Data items

BEGIN

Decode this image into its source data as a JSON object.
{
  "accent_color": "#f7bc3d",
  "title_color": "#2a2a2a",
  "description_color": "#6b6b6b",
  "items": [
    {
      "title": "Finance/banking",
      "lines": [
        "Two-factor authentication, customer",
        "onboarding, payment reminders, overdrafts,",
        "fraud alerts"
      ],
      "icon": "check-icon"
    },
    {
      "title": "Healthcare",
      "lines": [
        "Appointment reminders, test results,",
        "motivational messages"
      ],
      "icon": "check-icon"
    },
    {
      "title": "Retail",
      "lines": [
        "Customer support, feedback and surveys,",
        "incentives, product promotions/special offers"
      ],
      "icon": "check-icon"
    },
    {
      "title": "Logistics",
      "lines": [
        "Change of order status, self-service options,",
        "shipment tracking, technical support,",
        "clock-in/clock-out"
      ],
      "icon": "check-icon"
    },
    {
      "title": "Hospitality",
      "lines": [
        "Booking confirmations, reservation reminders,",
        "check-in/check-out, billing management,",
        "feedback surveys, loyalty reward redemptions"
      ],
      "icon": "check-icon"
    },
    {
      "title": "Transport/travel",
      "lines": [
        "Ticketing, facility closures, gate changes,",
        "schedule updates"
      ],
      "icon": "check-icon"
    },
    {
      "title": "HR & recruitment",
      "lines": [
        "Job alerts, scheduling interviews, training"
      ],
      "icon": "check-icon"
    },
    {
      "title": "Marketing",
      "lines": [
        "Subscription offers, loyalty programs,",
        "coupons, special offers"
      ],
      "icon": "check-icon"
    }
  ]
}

END

Each line of the material should be duplicated exactly, please.

Decode this image into its source data as a JSON object.
{
  "accent_color": "#f7bc3d",
  "title_color": "#2a2a2a",
  "description_color": "#6b6b6b",
  "items": [
    {
      "title": "Finance/banking",
      "lines": [
        "Two-factor authentication, customer",
        "onboarding, payment reminders, overdrafts,",
        "fraud alerts"
      ],
      "icon": "check-icon"
    },
    {
      "title": "Healthcare",
      "lines": [
        "Appointment reminders, test results,",
        "motivational messages"
      ],
      "icon": "check-icon"
    },
    {
      "title": "Retail",
      "lines": [
        "Customer support, feedback and surveys,",
        "incentives, product promotions/special offers"
      ],
      "icon": "check-icon"
    },
    {
      "title": "Logistics",
      "lines": [
        "Change of order status, self-service options,",
        "shipment tracking, technical support,",
        "clock-in/clock-out"
      ],
      "icon": "check-icon"
    },
    {
      "title": "Hospitality",
      "lines": [
        "Booking confirmations, reservation reminders,",
        "check-in/check-out, billing management,",
        "feedback surveys, loyalty reward redemptions"
      ],
      "icon": "check-icon"
    },
    {
      "title": "Transport/travel",
      "lines": [
        "Ticketing, facility closures, gate changes,",
        "schedule updates"
      ],
      "icon": "check-icon"
    },
    {
      "title": "HR & recruitment",
      "lines": [
        "Job alerts, scheduling interviews, training"
      ],
      "icon": "check-icon"
    },
    {
      "title": "Marketing",
      "lines": [
        "Subscription offers, loyalty programs,",
        "coupons, special offers"
      ],
      "icon": "check-icon"
    }
  ]
}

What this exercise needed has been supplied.